>> BEGIN

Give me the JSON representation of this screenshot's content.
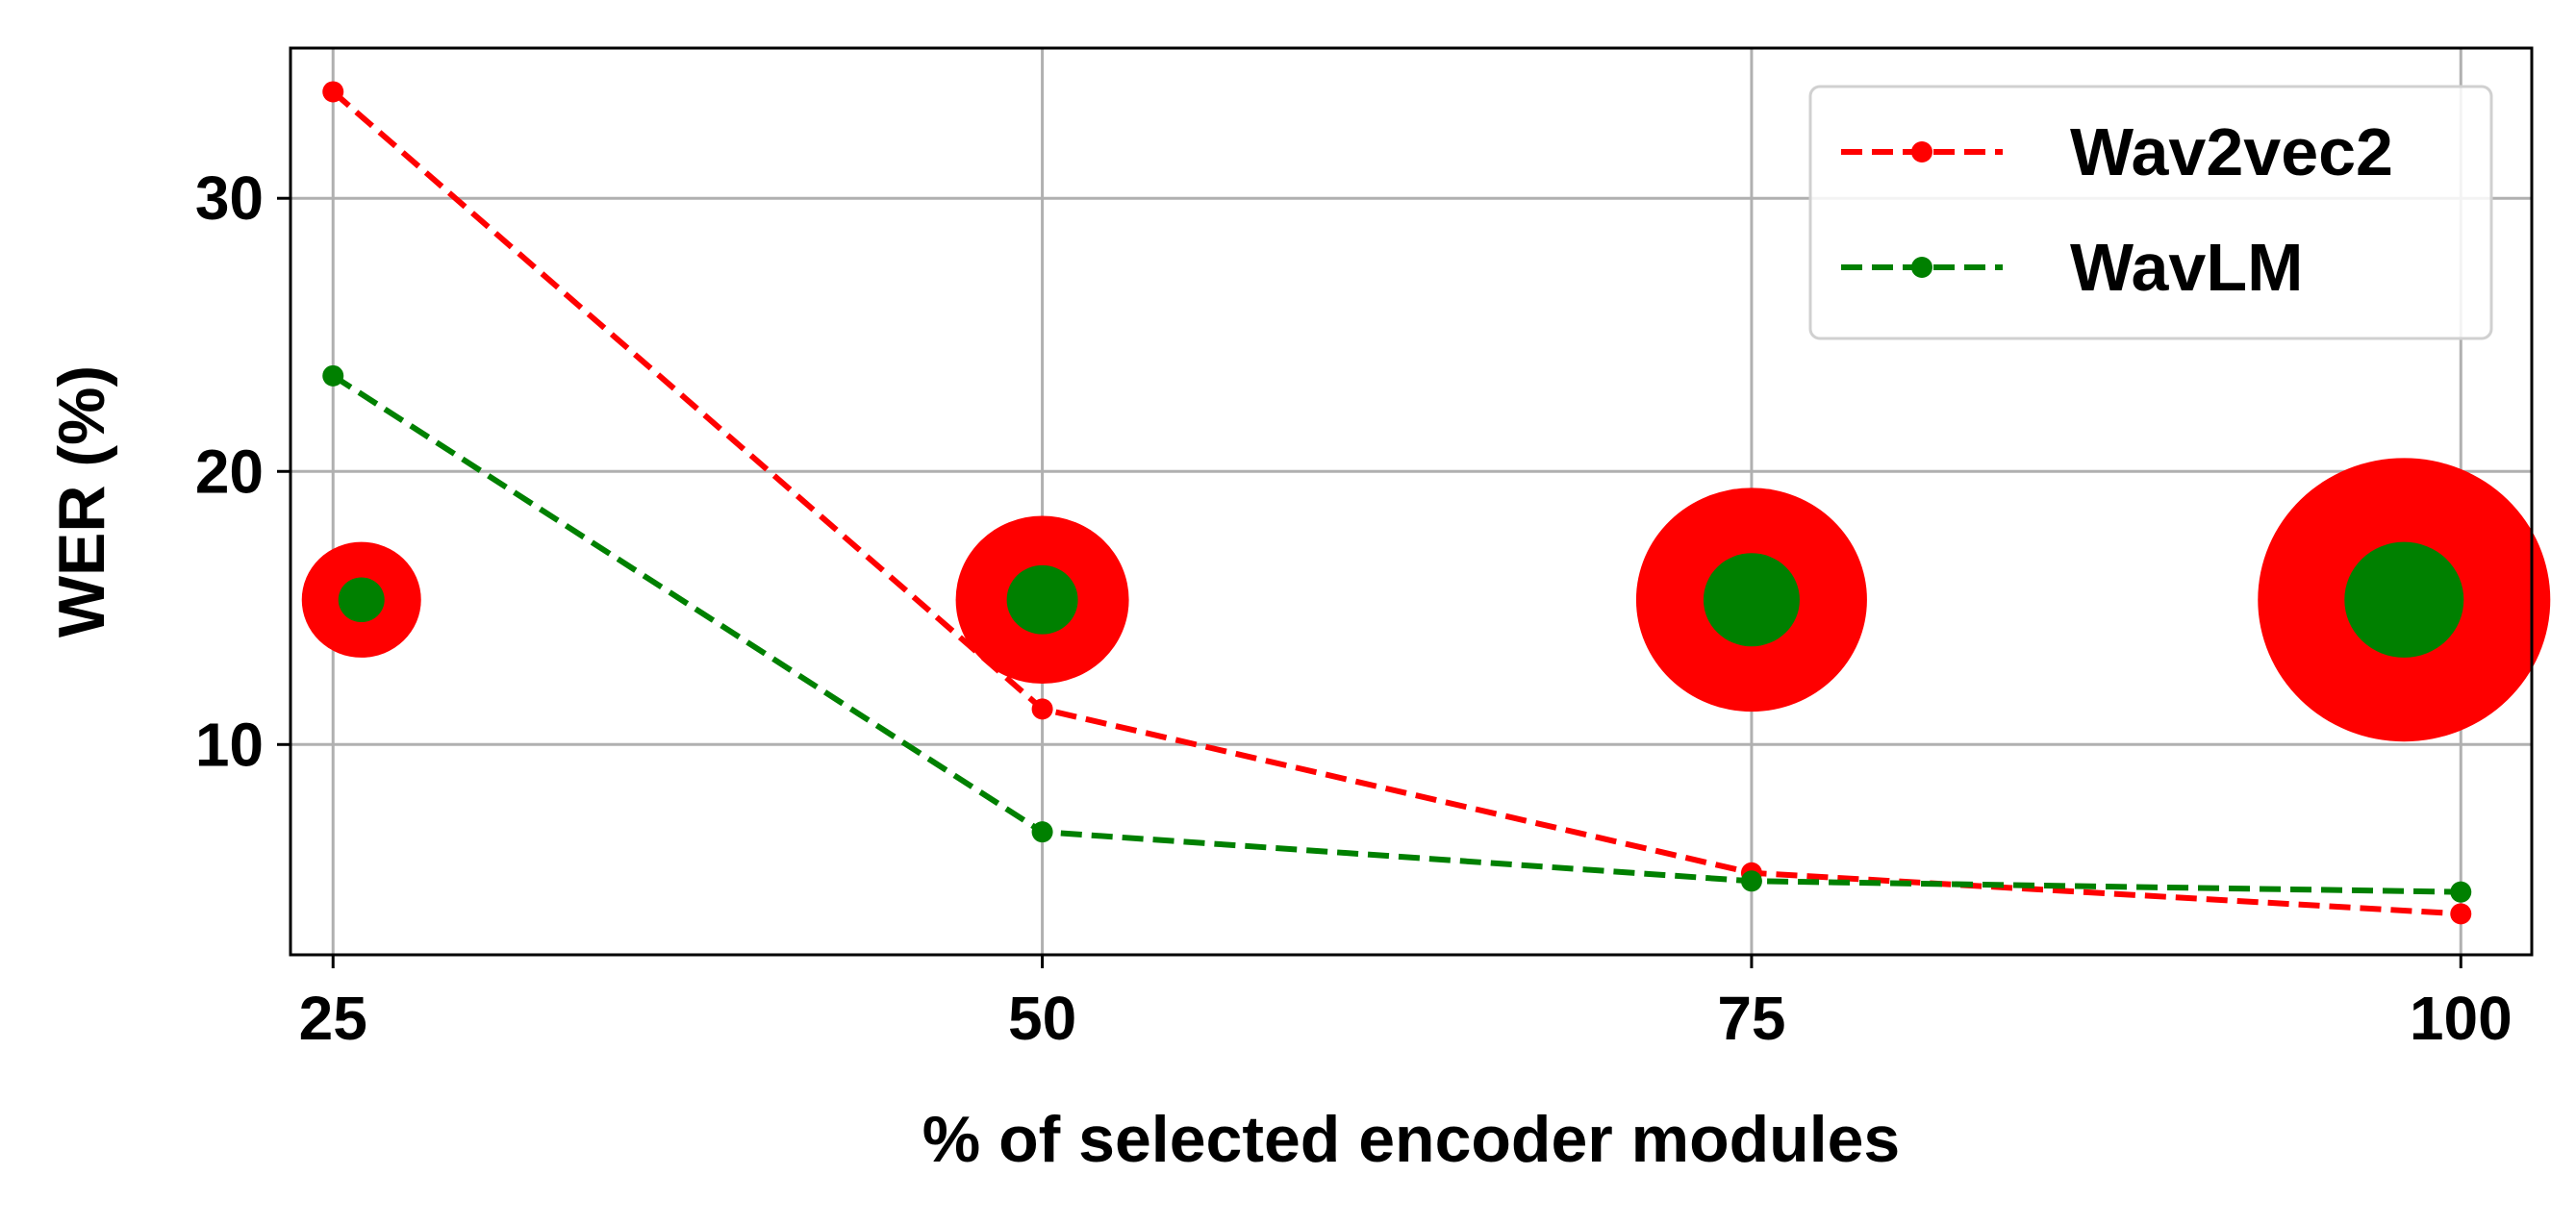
{
  "chart_data": {
    "type": "line",
    "title": "",
    "xlabel": "% of selected encoder modules",
    "ylabel": "WER (%)",
    "x": [
      25,
      50,
      75,
      100
    ],
    "xlim": [
      23.5,
      102.5
    ],
    "ylim": [
      2.3,
      35.5
    ],
    "xticks": [
      25,
      50,
      75,
      100
    ],
    "yticks": [
      10,
      20,
      30
    ],
    "grid": true,
    "legend_position": "top-right",
    "series": [
      {
        "name": "Wav2vec2",
        "color": "#ff0000",
        "line_style": "dashed",
        "marker": "circle",
        "values": [
          33.9,
          11.3,
          5.3,
          3.8
        ]
      },
      {
        "name": "WavLM",
        "color": "#008000",
        "line_style": "dashed",
        "marker": "circle",
        "values": [
          23.5,
          6.8,
          5.0,
          4.6
        ]
      }
    ],
    "size_markers": [
      {
        "x": 26,
        "y": 15.3,
        "outer_color": "#ff0000",
        "inner_color": "#008000",
        "outer_level": 1,
        "inner_level": 1
      },
      {
        "x": 50,
        "y": 15.3,
        "outer_color": "#ff0000",
        "inner_color": "#008000",
        "outer_level": 2,
        "inner_level": 2
      },
      {
        "x": 75,
        "y": 15.3,
        "outer_color": "#ff0000",
        "inner_color": "#008000",
        "outer_level": 3,
        "inner_level": 3
      },
      {
        "x": 98,
        "y": 15.3,
        "outer_color": "#ff0000",
        "inner_color": "#008000",
        "outer_level": 4,
        "inner_level": 4
      }
    ]
  }
}
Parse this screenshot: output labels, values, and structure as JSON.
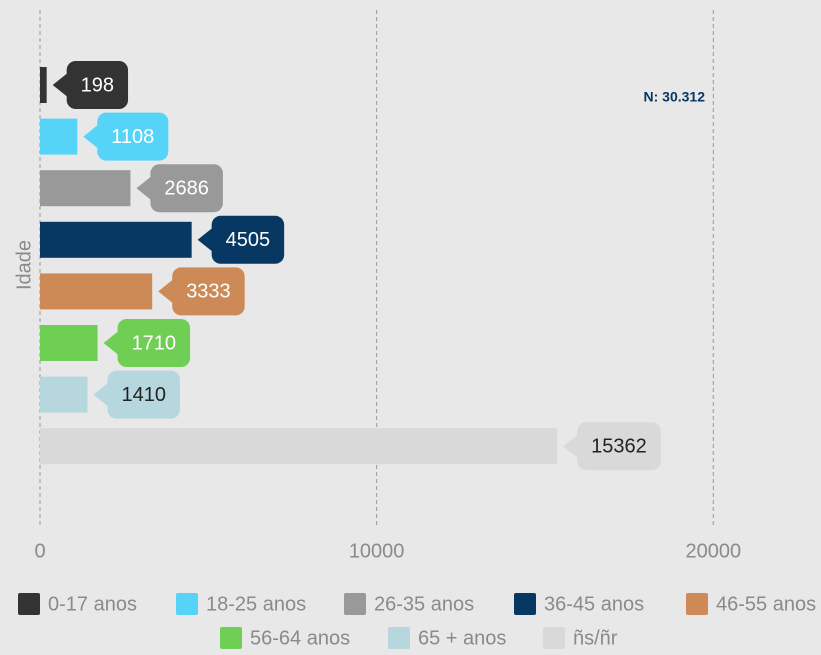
{
  "chart_data": {
    "type": "bar",
    "orientation": "horizontal",
    "y_label": "Idade",
    "annotation": "N: 30.312",
    "categories": [
      "0-17 anos",
      "18-25 anos",
      "26-35 anos",
      "36-45 anos",
      "46-55 anos",
      "56-64 anos",
      "65 + anos",
      "ñs/ñr"
    ],
    "values": [
      198,
      1108,
      2686,
      4505,
      3333,
      1710,
      1410,
      15362
    ],
    "colors": [
      "#333333",
      "#55d4f7",
      "#999999",
      "#073763",
      "#cd8a57",
      "#6fcf54",
      "#b7d7df",
      "#d9d9d9"
    ],
    "value_label_colors": [
      "#ffffff",
      "#ffffff",
      "#ffffff",
      "#ffffff",
      "#ffffff",
      "#ffffff",
      "#222222",
      "#222222"
    ],
    "xlim": [
      0,
      23200
    ],
    "xticks": [
      0,
      10000,
      20000
    ],
    "grid": true,
    "legend": "bottom"
  }
}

>> END

Retype exactly, and only, the lines from the one containing "Parse this screenshot: output" through the end of the material, leaving aside every picture.

Parse this screenshot: output labels, values, and structure as JSON.
{
  "chart_data": {
    "type": "bar",
    "orientation": "horizontal",
    "y_label": "Idade",
    "annotation": "N: 30.312",
    "categories": [
      "0-17 anos",
      "18-25 anos",
      "26-35 anos",
      "36-45 anos",
      "46-55 anos",
      "56-64 anos",
      "65 + anos",
      "ñs/ñr"
    ],
    "values": [
      198,
      1108,
      2686,
      4505,
      3333,
      1710,
      1410,
      15362
    ],
    "colors": [
      "#333333",
      "#55d4f7",
      "#999999",
      "#073763",
      "#cd8a57",
      "#6fcf54",
      "#b7d7df",
      "#d9d9d9"
    ],
    "value_label_colors": [
      "#ffffff",
      "#ffffff",
      "#ffffff",
      "#ffffff",
      "#ffffff",
      "#ffffff",
      "#222222",
      "#222222"
    ],
    "xlim": [
      0,
      23200
    ],
    "xticks": [
      0,
      10000,
      20000
    ],
    "grid": true,
    "legend": "bottom"
  }
}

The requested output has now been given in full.